■ Task ■
Can you output the records below exactly as they are written?

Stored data
--------------------------------------------------

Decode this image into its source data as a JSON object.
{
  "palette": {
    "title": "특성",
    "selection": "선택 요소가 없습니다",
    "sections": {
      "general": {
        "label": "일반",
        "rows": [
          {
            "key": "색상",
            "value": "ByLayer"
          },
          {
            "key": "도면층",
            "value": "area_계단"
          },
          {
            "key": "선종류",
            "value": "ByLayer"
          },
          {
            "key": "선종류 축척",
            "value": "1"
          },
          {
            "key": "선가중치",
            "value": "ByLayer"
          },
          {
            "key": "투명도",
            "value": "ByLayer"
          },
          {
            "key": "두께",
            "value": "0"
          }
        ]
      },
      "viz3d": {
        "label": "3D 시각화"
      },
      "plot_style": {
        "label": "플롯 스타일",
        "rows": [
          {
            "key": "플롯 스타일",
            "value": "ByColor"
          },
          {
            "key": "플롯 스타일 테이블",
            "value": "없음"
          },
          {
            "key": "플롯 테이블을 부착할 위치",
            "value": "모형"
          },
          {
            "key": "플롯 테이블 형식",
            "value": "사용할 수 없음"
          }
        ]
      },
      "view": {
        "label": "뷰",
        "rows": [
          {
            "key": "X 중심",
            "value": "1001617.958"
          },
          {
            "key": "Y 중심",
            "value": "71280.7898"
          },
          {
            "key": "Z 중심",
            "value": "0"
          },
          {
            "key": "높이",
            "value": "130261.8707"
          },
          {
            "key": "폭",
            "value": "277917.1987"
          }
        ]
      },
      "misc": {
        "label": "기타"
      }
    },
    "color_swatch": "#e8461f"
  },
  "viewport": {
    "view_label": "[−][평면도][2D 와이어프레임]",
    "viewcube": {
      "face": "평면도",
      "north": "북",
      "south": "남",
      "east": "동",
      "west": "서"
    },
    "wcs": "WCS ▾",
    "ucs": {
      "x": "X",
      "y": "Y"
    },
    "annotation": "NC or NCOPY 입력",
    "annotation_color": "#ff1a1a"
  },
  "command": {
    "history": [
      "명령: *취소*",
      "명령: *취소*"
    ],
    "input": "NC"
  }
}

--------------------------------------------------

■ Result ■
Decode this image into its source data as a JSON object.
{
  "palette": {
    "title": "특성",
    "selection": "선택 요소가 없습니다",
    "sections": {
      "general": {
        "label": "일반",
        "rows": [
          {
            "key": "색상",
            "value": "ByLayer"
          },
          {
            "key": "도면층",
            "value": "area_계단"
          },
          {
            "key": "선종류",
            "value": "ByLayer"
          },
          {
            "key": "선종류 축척",
            "value": "1"
          },
          {
            "key": "선가중치",
            "value": "ByLayer"
          },
          {
            "key": "투명도",
            "value": "ByLayer"
          },
          {
            "key": "두께",
            "value": "0"
          }
        ]
      },
      "viz3d": {
        "label": "3D 시각화"
      },
      "plot_style": {
        "label": "플롯 스타일",
        "rows": [
          {
            "key": "플롯 스타일",
            "value": "ByColor"
          },
          {
            "key": "플롯 스타일 테이블",
            "value": "없음"
          },
          {
            "key": "플롯 테이블을 부착할 위치",
            "value": "모형"
          },
          {
            "key": "플롯 테이블 형식",
            "value": "사용할 수 없음"
          }
        ]
      },
      "view": {
        "label": "뷰",
        "rows": [
          {
            "key": "X 중심",
            "value": "1001617.958"
          },
          {
            "key": "Y 중심",
            "value": "71280.7898"
          },
          {
            "key": "Z 중심",
            "value": "0"
          },
          {
            "key": "높이",
            "value": "130261.8707"
          },
          {
            "key": "폭",
            "value": "277917.1987"
          }
        ]
      },
      "misc": {
        "label": "기타"
      }
    },
    "color_swatch": "#e8461f"
  },
  "viewport": {
    "view_label": "[−][평면도][2D 와이어프레임]",
    "viewcube": {
      "face": "평면도",
      "north": "북",
      "south": "남",
      "east": "동",
      "west": "서"
    },
    "wcs": "WCS ▾",
    "ucs": {
      "x": "X",
      "y": "Y"
    },
    "annotation": "NC or NCOPY 입력",
    "annotation_color": "#ff1a1a"
  },
  "command": {
    "history": [
      "명령: *취소*",
      "명령: *취소*"
    ],
    "input": "NC"
  }
}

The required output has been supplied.